[Given request] Quote every line of the records below verbatim, omitting the pictures from your answer.

[Dataset extract]
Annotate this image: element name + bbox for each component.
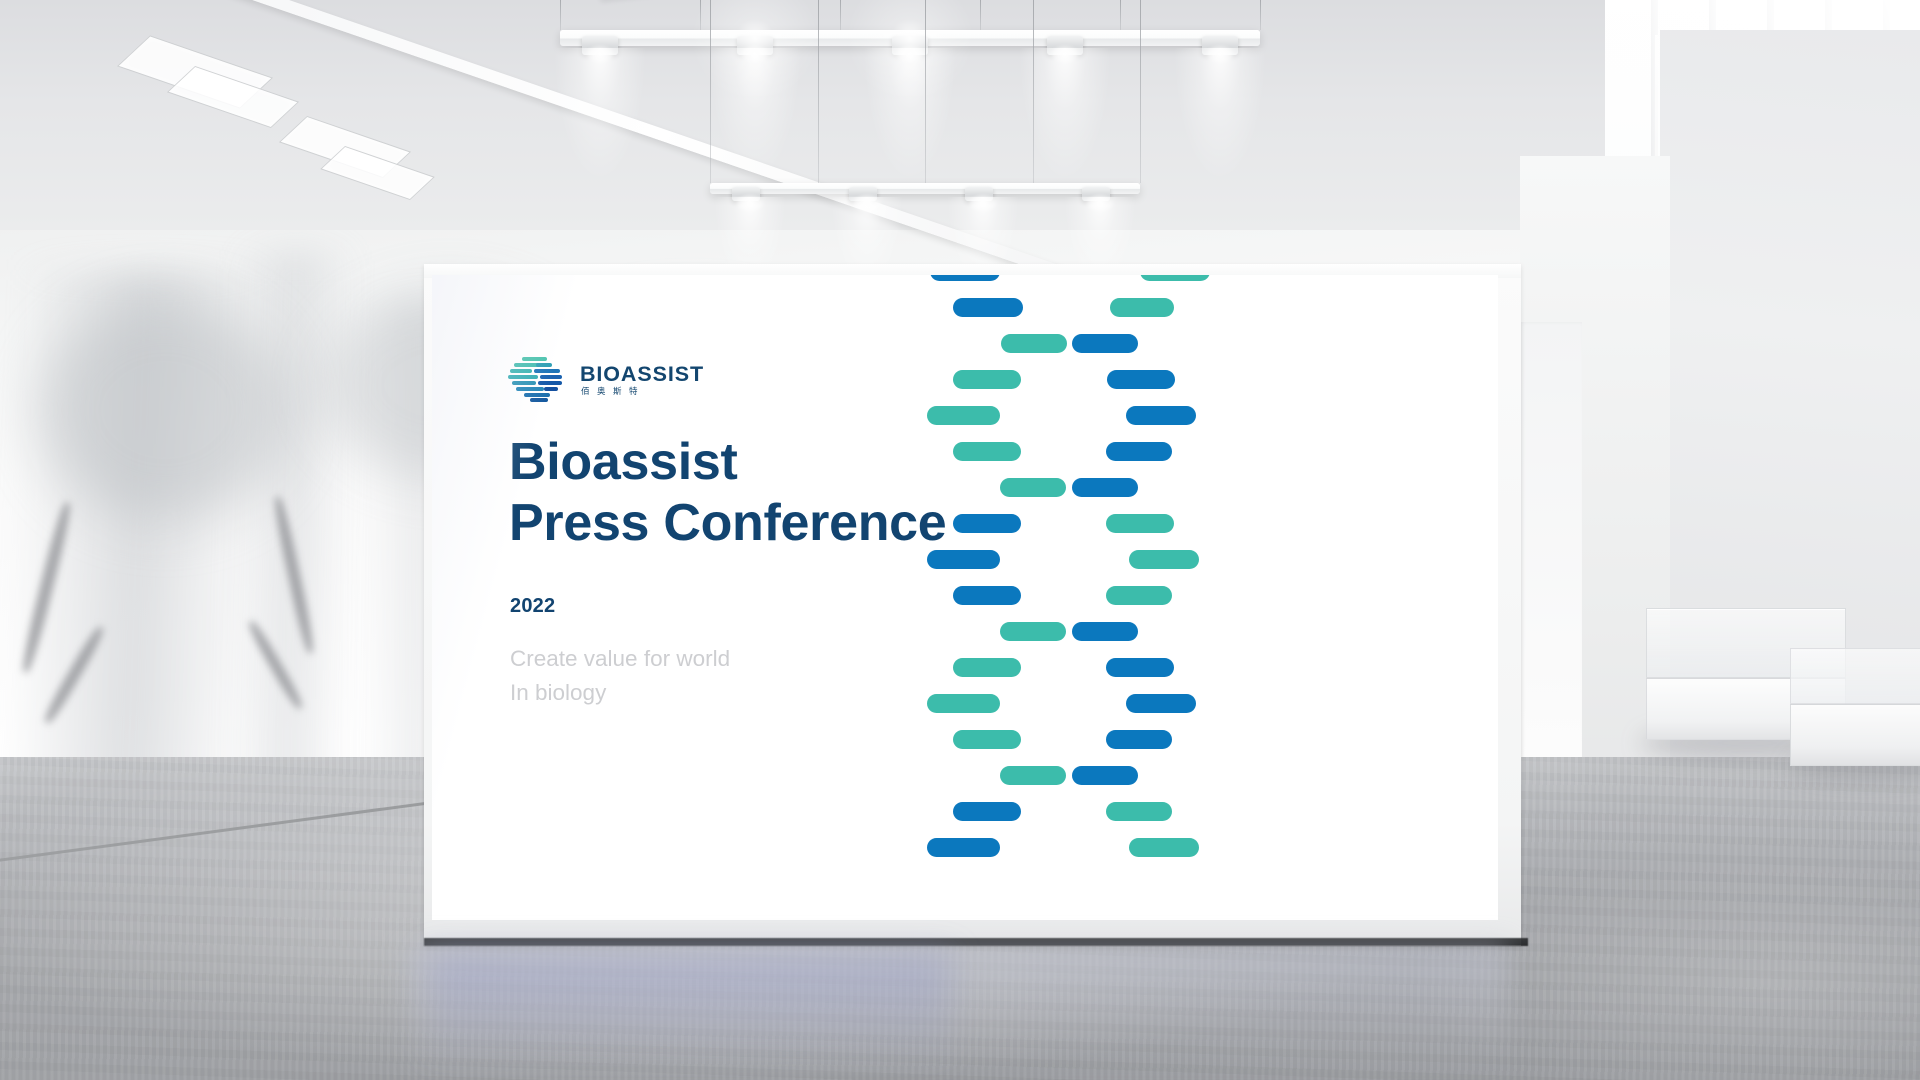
- logo-mark-bar: [510, 369, 532, 373]
- logo-mark-bar: [538, 381, 562, 385]
- pendant-suspension-wire: [1033, 0, 1034, 183]
- lamp-hotspot: [737, 195, 763, 211]
- pedestal-glass-case: [1790, 648, 1920, 704]
- bioassist-dna-bars-logo-icon: [508, 357, 566, 402]
- pendant-suspension-wire: [1140, 0, 1141, 183]
- dna-band-bar: [1072, 766, 1138, 785]
- logo-mark-bar: [544, 387, 558, 391]
- dna-band-bar: [927, 694, 1000, 713]
- dna-band-bar: [953, 370, 1021, 389]
- dna-band-bar: [1129, 550, 1199, 569]
- dna-band-bar: [1140, 275, 1210, 281]
- dna-band-bar: [1001, 334, 1067, 353]
- lamp-hotspot: [587, 46, 613, 62]
- dna-band-bar: [953, 298, 1023, 317]
- glass-display-pedestal-secondary: [1790, 648, 1920, 766]
- logo-mark-bar: [536, 363, 552, 367]
- lamp-hotspot: [1087, 195, 1113, 211]
- dna-band-bar: [953, 802, 1021, 821]
- logo-mark-bar: [508, 375, 538, 379]
- lamp-hotspot: [897, 46, 923, 62]
- pendant-suspension-wire: [840, 0, 841, 30]
- pendant-suspension-wire: [980, 0, 981, 30]
- logo-mark-bar: [512, 381, 536, 385]
- dna-band-bar: [1110, 298, 1174, 317]
- pendant-suspension-wire: [560, 0, 561, 30]
- pendant-suspension-wire: [818, 0, 819, 183]
- logo-mark-bar: [530, 398, 548, 402]
- logo-wordmark: BIOASSIST: [580, 364, 704, 386]
- lamp-hotspot: [1207, 46, 1233, 62]
- pendant-suspension-wire: [700, 0, 701, 30]
- presentation-slide[interactable]: BIOASSIST 佰奥斯特 Bioassist Press Conferenc…: [432, 275, 1498, 920]
- pendant-suspension-wire: [1120, 0, 1121, 30]
- pendant-suspension-wire: [1260, 0, 1261, 30]
- page-title-line1: Bioassist: [509, 432, 946, 493]
- dna-band-bar: [1106, 586, 1172, 605]
- dna-band-bar: [1106, 730, 1172, 749]
- dna-band-graphic: [930, 275, 1450, 892]
- page-title: Bioassist Press Conference: [509, 432, 946, 555]
- dna-band-bar: [953, 730, 1021, 749]
- brand-logo[interactable]: BIOASSIST 佰奥斯特: [508, 357, 704, 402]
- dna-band-bar: [1072, 622, 1138, 641]
- lamp-hotspot: [742, 46, 768, 62]
- logo-mark-bar: [522, 357, 547, 361]
- page-title-line2: Press Conference: [509, 493, 946, 554]
- dna-band-bar: [1000, 478, 1066, 497]
- lamp-hotspot: [854, 195, 880, 211]
- tagline-line1: Create value for world: [510, 642, 730, 676]
- year-label: 2022: [510, 595, 555, 618]
- logo-mark-bar: [540, 375, 562, 379]
- dna-band-bar: [1072, 334, 1138, 353]
- slide-floor-reflection-tint: [430, 955, 950, 1065]
- dna-band-bar: [927, 406, 1000, 425]
- dna-band-bar: [927, 550, 1000, 569]
- dna-band-bar: [953, 514, 1021, 533]
- pedestal-base: [1790, 704, 1920, 766]
- dna-band-bar: [1106, 442, 1172, 461]
- pendant-suspension-wire: [925, 0, 926, 183]
- dna-band-bar: [1106, 802, 1172, 821]
- dna-band-bar: [1000, 622, 1066, 641]
- dna-band-bar: [1126, 406, 1196, 425]
- dna-band-bar: [953, 442, 1021, 461]
- dna-band-bar: [1072, 478, 1138, 497]
- gallery-scene: BIOASSIST 佰奥斯特 Bioassist Press Conferenc…: [0, 0, 1920, 1080]
- logo-chinese-name: 佰奥斯特: [580, 387, 704, 396]
- pendant-light-rail: [710, 183, 1140, 194]
- dna-band-bar: [1129, 838, 1199, 857]
- dna-band-bar: [1106, 514, 1174, 533]
- dna-band-bar: [1107, 370, 1175, 389]
- dna-band-bar: [1126, 694, 1196, 713]
- dna-band-bar: [927, 838, 1000, 857]
- tagline-line2: In biology: [510, 676, 730, 710]
- logo-wordmark-group: BIOASSIST 佰奥斯特: [580, 364, 704, 395]
- dna-band-bar: [930, 275, 1000, 281]
- pendant-suspension-wire: [710, 0, 711, 183]
- dna-band-bar: [1106, 658, 1174, 677]
- lamp-hotspot: [1052, 46, 1078, 62]
- logo-mark-bar: [534, 369, 560, 373]
- dna-band-bar: [1000, 766, 1066, 785]
- dna-band-bar: [953, 658, 1021, 677]
- logo-mark-bar: [516, 387, 544, 391]
- wall-shadow-blob: [40, 300, 290, 520]
- dna-band-bar: [953, 586, 1021, 605]
- logo-mark-bar: [524, 393, 550, 397]
- tagline: Create value for world In biology: [510, 642, 730, 710]
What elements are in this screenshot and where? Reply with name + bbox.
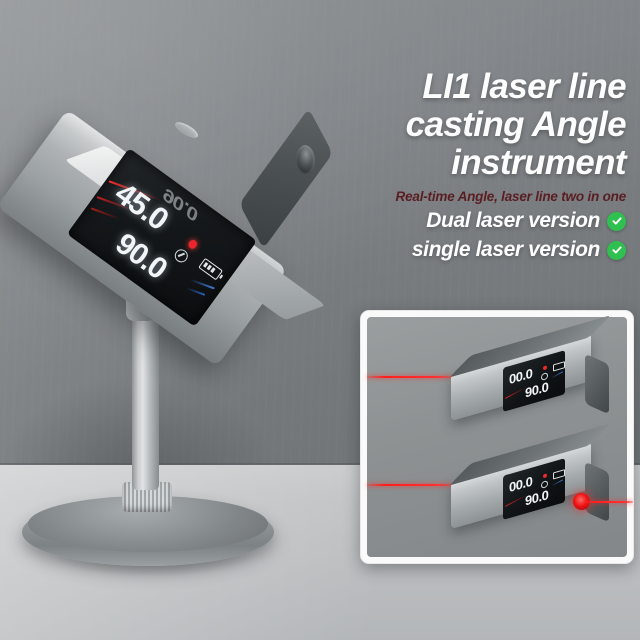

[Task result]
Annotate this image: element name + bbox for each component.
- logo-mark-bar: [510, 369, 532, 373]
- logo-mark-bar: [538, 381, 562, 385]
- pendant-suspension-wire: [1033, 0, 1034, 183]
- lamp-hotspot: [737, 195, 763, 211]
- pedestal-glass-case: [1790, 648, 1920, 704]
- bioassist-dna-bars-logo-icon: [508, 357, 566, 402]
- pendant-suspension-wire: [1140, 0, 1141, 183]
- dna-band-bar: [1072, 766, 1138, 785]
- logo-mark-bar: [544, 387, 558, 391]
- dna-band-bar: [927, 694, 1000, 713]
- dna-band-bar: [953, 370, 1021, 389]
- dna-band-bar: [1129, 550, 1199, 569]
- dna-band-bar: [1140, 275, 1210, 281]
- dna-band-bar: [1001, 334, 1067, 353]
- lamp-hotspot: [587, 46, 613, 62]
- dna-band-bar: [953, 298, 1023, 317]
- glass-display-pedestal-secondary: [1790, 648, 1920, 766]
- logo-mark-bar: [536, 363, 552, 367]
- lamp-hotspot: [1087, 195, 1113, 211]
- dna-band-bar: [953, 802, 1021, 821]
- logo-mark-bar: [508, 375, 538, 379]
- lamp-hotspot: [897, 46, 923, 62]
- pendant-suspension-wire: [840, 0, 841, 30]
- pendant-suspension-wire: [980, 0, 981, 30]
- logo-mark-bar: [512, 381, 536, 385]
- dna-band-bar: [1110, 298, 1174, 317]
- pendant-suspension-wire: [560, 0, 561, 30]
- pendant-suspension-wire: [818, 0, 819, 183]
- logo-mark-bar: [530, 398, 548, 402]
- logo-wordmark: BIOASSIST: [580, 364, 704, 386]
- lamp-hotspot: [1207, 46, 1233, 62]
- pendant-suspension-wire: [700, 0, 701, 30]
- presentation-slide[interactable]: BIOASSIST 佰奥斯特 Bioassist Press Conferenc…: [432, 275, 1498, 920]
- pendant-suspension-wire: [1120, 0, 1121, 30]
- pendant-suspension-wire: [1260, 0, 1261, 30]
- page-title-line1: Bioassist: [509, 432, 946, 493]
- dna-band-bar: [1106, 586, 1172, 605]
- dna-band-bar: [1106, 730, 1172, 749]
- dna-band-graphic: [930, 275, 1450, 892]
- page-title: Bioassist Press Conference: [509, 432, 946, 555]
- dna-band-bar: [953, 730, 1021, 749]
- brand-logo[interactable]: BIOASSIST 佰奥斯特: [508, 357, 704, 402]
- dna-band-bar: [1072, 622, 1138, 641]
- lamp-hotspot: [742, 46, 768, 62]
- logo-mark-bar: [522, 357, 547, 361]
- page-title-line2: Press Conference: [509, 493, 946, 554]
- dna-band-bar: [1000, 478, 1066, 497]
- lamp-hotspot: [854, 195, 880, 211]
- tagline-line1: Create value for world: [510, 642, 730, 676]
- year-label: 2022: [510, 595, 555, 618]
- logo-mark-bar: [540, 375, 562, 379]
- dna-band-bar: [1072, 334, 1138, 353]
- slide-floor-reflection-tint: [430, 955, 950, 1065]
- dna-band-bar: [927, 406, 1000, 425]
- dna-band-bar: [927, 550, 1000, 569]
- dna-band-bar: [953, 514, 1021, 533]
- pedestal-base: [1790, 704, 1920, 766]
- dna-band-bar: [1106, 442, 1172, 461]
- pendant-suspension-wire: [925, 0, 926, 183]
- dna-band-bar: [1106, 802, 1172, 821]
- dna-band-bar: [1000, 622, 1066, 641]
- dna-band-bar: [1126, 406, 1196, 425]
- dna-band-bar: [953, 442, 1021, 461]
- dna-band-bar: [1072, 478, 1138, 497]
- gallery-scene: BIOASSIST 佰奥斯特 Bioassist Press Conferenc…: [0, 0, 1920, 1080]
- logo-chinese-name: 佰奥斯特: [580, 387, 704, 396]
- pendant-light-rail: [710, 183, 1140, 194]
- dna-band-bar: [1129, 838, 1199, 857]
- dna-band-bar: [1106, 514, 1174, 533]
- dna-band-bar: [1107, 370, 1175, 389]
- dna-band-bar: [1126, 694, 1196, 713]
- dna-band-bar: [927, 838, 1000, 857]
- tagline-line2: In biology: [510, 676, 730, 710]
- logo-wordmark-group: BIOASSIST 佰奥斯特: [580, 364, 704, 395]
- dna-band-bar: [930, 275, 1000, 281]
- pendant-suspension-wire: [710, 0, 711, 183]
- dna-band-bar: [1106, 658, 1174, 677]
- lamp-hotspot: [1052, 46, 1078, 62]
- logo-mark-bar: [534, 369, 560, 373]
- dna-band-bar: [1000, 766, 1066, 785]
- dna-band-bar: [953, 658, 1021, 677]
- logo-mark-bar: [516, 387, 544, 391]
- wall-shadow-blob: [40, 300, 290, 520]
- dna-band-bar: [953, 586, 1021, 605]
- logo-mark-bar: [524, 393, 550, 397]
- tagline: Create value for world In biology: [510, 642, 730, 710]
What elements are in this screenshot and where? Reply with name + bbox.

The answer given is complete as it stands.